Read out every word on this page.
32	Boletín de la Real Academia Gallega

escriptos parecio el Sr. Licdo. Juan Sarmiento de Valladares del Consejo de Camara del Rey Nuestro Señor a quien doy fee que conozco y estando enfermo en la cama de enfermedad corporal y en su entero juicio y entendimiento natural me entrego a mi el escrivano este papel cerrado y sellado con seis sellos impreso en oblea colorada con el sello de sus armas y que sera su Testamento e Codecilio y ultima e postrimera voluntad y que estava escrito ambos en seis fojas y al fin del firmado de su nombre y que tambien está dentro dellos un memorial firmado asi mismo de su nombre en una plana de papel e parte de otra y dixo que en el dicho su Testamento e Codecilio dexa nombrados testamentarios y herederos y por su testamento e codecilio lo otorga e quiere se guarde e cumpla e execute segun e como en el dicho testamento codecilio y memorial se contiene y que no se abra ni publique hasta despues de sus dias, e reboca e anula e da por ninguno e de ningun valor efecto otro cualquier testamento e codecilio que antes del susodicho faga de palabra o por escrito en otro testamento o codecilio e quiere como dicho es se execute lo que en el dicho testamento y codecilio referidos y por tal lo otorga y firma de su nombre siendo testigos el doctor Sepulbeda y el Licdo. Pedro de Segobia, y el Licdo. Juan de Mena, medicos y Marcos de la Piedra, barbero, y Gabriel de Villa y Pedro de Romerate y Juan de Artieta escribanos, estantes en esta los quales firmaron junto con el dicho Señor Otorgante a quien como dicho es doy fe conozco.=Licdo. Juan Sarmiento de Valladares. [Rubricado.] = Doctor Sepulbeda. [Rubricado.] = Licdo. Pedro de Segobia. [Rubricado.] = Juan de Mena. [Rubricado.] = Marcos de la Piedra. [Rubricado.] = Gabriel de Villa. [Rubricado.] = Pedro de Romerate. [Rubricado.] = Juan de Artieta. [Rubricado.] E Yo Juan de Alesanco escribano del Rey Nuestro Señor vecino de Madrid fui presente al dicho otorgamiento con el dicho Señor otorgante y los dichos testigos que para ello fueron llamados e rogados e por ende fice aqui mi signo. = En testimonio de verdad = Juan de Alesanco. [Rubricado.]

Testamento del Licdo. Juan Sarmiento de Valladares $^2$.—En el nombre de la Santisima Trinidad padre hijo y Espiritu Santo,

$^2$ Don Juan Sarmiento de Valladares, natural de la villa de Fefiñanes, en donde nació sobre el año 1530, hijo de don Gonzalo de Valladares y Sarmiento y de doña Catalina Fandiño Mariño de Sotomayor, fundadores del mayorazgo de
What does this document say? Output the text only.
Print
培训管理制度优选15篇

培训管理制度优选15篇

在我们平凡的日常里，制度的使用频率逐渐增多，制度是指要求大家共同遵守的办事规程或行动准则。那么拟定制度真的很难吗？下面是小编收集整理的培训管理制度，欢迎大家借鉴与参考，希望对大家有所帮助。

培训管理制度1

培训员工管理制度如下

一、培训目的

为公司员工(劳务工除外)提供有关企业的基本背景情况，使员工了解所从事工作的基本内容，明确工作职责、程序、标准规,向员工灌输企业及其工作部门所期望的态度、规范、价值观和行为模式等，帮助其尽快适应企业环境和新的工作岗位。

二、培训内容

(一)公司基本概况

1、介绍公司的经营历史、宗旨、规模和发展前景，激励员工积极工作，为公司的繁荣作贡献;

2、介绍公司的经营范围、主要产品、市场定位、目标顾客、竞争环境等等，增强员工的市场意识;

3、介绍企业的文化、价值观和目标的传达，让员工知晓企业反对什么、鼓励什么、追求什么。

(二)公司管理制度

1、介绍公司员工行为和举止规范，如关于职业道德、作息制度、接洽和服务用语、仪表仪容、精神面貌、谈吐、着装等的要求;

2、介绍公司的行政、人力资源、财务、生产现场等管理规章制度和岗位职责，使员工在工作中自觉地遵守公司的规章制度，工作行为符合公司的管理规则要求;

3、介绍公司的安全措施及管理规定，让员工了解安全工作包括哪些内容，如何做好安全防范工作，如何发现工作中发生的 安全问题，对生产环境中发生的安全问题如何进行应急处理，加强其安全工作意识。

-------

◆ **DIRECTIVE**: Scan the material above for the string "this" and report each line where you find it.

◆ **TASK OUTPUT**:
Read out every word on this page.
What does this document say? Output the text only.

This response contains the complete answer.